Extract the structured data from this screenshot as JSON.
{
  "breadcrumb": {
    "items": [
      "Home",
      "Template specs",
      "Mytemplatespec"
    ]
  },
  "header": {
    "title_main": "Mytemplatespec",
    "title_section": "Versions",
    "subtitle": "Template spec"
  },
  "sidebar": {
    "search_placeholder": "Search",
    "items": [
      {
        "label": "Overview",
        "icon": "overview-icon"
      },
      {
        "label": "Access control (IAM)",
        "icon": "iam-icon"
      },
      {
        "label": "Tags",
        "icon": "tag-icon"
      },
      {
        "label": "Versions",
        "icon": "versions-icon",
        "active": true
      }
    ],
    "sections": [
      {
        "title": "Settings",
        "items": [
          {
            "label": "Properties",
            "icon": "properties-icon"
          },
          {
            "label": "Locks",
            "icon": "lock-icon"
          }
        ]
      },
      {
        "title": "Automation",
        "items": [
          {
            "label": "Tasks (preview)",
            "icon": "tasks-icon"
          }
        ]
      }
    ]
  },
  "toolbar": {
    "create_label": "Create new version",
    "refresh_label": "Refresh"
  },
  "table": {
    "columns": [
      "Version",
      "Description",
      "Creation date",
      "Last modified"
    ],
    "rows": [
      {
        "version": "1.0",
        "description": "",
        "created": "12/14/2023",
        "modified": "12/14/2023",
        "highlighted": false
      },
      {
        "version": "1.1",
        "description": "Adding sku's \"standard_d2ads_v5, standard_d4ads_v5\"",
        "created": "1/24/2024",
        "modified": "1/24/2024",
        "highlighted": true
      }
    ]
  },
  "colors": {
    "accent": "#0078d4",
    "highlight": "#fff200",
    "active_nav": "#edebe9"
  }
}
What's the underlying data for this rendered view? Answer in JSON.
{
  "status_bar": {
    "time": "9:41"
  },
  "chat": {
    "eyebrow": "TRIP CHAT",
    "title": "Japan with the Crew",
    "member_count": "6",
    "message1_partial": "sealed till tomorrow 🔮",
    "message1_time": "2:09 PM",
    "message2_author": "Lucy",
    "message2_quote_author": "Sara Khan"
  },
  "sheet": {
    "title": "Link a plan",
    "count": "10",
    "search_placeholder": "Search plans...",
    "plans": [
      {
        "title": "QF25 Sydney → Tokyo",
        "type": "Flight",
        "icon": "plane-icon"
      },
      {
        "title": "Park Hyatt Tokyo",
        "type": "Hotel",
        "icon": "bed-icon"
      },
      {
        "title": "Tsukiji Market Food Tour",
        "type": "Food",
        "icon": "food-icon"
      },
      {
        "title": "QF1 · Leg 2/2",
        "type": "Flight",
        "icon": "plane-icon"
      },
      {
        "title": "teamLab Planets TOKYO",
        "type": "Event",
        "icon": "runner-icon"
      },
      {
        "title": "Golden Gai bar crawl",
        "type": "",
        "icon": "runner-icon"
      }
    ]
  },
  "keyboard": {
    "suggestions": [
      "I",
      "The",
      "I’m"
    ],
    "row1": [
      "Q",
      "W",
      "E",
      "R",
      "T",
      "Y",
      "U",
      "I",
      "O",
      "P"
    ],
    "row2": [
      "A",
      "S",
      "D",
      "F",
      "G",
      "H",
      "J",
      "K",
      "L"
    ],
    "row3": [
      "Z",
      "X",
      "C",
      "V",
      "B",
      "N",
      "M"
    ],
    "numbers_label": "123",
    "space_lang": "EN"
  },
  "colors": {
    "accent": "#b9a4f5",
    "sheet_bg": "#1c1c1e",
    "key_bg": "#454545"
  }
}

(GOAL): Filter out every line that lacks the word "type", and copy the rest.

(FULL ANSWER):
        "type": "Flight",
        "type": "Hotel",
        "type": "Food",
        "type": "Flight",
        "type": "Event",
        "type": "",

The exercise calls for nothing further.